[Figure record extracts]
________________________________________
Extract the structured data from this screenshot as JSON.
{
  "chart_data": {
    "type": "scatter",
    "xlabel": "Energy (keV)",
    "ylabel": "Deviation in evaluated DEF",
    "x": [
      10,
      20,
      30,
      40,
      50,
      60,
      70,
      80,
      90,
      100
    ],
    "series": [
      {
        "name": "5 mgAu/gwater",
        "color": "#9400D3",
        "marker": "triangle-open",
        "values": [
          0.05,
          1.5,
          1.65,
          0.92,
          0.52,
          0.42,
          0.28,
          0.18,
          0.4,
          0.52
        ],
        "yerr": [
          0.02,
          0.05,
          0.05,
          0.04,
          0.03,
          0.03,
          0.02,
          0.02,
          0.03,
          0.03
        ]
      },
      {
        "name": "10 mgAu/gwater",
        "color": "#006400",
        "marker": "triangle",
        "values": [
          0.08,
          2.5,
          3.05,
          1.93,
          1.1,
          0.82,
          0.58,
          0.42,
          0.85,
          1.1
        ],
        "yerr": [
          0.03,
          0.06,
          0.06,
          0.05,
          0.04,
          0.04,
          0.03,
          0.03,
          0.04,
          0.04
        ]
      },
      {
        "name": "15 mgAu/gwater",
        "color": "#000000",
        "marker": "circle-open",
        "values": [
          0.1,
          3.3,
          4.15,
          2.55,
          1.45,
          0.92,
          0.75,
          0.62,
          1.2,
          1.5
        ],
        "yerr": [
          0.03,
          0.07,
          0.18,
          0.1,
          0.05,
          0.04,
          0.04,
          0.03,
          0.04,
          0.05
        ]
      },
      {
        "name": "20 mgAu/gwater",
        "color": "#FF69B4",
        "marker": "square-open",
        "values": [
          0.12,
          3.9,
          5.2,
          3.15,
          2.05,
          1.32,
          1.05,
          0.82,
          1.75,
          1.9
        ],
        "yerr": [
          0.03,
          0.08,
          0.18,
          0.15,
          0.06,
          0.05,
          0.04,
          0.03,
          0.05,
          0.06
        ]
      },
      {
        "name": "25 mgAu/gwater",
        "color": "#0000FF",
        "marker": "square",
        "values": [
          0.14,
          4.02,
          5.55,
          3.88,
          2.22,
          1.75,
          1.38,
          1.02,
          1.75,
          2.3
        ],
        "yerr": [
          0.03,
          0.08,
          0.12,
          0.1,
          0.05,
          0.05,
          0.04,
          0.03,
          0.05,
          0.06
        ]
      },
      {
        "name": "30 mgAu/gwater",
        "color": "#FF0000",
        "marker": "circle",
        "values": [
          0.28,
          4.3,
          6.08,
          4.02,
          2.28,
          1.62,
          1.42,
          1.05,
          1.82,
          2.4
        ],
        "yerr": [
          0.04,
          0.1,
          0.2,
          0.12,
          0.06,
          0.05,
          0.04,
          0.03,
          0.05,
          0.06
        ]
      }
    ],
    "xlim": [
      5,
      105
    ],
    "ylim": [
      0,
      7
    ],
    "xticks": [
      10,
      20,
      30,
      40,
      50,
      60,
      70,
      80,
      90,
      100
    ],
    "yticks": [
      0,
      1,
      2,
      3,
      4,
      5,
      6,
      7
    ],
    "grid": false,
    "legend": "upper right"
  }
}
________________________________________
Reply with nothing but the number of lines that contain the word "gwater".

6